§ What you need to do
Starting from the line that contains "Give me the", reproduce each line exactly through the end of the material, and include no other lines.

§ The records
⁂

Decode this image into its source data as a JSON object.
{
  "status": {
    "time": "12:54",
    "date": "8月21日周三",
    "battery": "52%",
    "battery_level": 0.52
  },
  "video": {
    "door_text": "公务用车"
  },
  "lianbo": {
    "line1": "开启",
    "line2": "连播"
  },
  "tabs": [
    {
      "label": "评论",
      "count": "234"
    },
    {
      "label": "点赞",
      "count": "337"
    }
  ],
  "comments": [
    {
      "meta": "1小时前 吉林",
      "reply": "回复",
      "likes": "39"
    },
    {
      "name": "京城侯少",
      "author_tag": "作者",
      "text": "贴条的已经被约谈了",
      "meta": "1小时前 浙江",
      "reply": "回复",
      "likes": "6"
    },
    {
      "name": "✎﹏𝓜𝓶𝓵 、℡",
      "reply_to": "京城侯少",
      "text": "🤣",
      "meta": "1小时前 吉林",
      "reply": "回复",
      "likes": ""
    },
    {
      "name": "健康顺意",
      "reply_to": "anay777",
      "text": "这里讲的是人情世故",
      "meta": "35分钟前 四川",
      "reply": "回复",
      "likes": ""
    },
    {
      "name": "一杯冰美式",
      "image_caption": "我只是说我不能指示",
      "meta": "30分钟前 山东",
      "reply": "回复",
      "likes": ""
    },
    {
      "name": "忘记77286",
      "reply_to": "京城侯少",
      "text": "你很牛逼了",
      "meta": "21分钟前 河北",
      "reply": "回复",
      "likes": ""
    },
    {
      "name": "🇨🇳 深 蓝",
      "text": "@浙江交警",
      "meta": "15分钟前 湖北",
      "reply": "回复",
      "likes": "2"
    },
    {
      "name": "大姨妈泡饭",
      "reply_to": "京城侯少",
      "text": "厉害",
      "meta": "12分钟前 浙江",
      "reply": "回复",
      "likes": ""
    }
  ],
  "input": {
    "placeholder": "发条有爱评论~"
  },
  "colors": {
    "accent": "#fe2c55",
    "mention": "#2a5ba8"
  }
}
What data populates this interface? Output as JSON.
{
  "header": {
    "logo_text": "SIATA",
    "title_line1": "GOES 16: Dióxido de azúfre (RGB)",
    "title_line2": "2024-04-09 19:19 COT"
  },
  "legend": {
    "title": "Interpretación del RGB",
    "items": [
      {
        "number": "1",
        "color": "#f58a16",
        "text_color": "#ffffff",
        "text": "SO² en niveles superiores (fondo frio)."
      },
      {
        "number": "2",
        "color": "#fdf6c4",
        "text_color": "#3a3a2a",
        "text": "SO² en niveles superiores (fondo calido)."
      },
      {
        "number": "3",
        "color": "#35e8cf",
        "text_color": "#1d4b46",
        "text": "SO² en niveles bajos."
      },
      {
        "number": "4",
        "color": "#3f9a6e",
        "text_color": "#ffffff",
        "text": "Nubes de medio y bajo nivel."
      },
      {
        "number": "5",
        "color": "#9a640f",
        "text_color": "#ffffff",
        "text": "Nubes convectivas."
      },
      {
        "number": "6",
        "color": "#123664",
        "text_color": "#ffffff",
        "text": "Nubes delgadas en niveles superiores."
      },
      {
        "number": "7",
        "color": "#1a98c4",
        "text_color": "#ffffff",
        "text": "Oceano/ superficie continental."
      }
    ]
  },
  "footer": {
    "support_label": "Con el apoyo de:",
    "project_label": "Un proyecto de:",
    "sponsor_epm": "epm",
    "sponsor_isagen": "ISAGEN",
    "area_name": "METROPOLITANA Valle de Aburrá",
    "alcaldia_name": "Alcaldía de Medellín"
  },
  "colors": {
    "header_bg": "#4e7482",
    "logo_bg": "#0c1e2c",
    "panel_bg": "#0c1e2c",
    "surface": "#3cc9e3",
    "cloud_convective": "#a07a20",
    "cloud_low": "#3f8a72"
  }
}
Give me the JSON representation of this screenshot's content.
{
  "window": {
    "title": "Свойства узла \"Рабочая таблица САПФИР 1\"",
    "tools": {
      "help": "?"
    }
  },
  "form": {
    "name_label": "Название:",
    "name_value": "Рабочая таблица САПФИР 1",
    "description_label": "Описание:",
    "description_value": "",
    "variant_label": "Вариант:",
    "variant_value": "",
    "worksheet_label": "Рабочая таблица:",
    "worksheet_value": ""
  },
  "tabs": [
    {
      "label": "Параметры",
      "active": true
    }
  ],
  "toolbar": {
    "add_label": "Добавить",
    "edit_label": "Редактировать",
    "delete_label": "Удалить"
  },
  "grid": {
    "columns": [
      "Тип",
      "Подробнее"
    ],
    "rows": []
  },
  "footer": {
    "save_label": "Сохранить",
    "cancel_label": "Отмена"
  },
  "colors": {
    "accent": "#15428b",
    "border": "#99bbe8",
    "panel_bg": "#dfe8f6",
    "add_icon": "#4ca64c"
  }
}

⁂

§ The result
Give me the JSON representation of this screenshot's content.
{
  "window": {
    "title": "Свойства узла \"Рабочая таблица САПФИР 1\"",
    "tools": {
      "help": "?"
    }
  },
  "form": {
    "name_label": "Название:",
    "name_value": "Рабочая таблица САПФИР 1",
    "description_label": "Описание:",
    "description_value": "",
    "variant_label": "Вариант:",
    "variant_value": "",
    "worksheet_label": "Рабочая таблица:",
    "worksheet_value": ""
  },
  "tabs": [
    {
      "label": "Параметры",
      "active": true
    }
  ],
  "toolbar": {
    "add_label": "Добавить",
    "edit_label": "Редактировать",
    "delete_label": "Удалить"
  },
  "grid": {
    "columns": [
      "Тип",
      "Подробнее"
    ],
    "rows": []
  },
  "footer": {
    "save_label": "Сохранить",
    "cancel_label": "Отмена"
  },
  "colors": {
    "accent": "#15428b",
    "border": "#99bbe8",
    "panel_bg": "#dfe8f6",
    "add_icon": "#4ca64c"
  }
}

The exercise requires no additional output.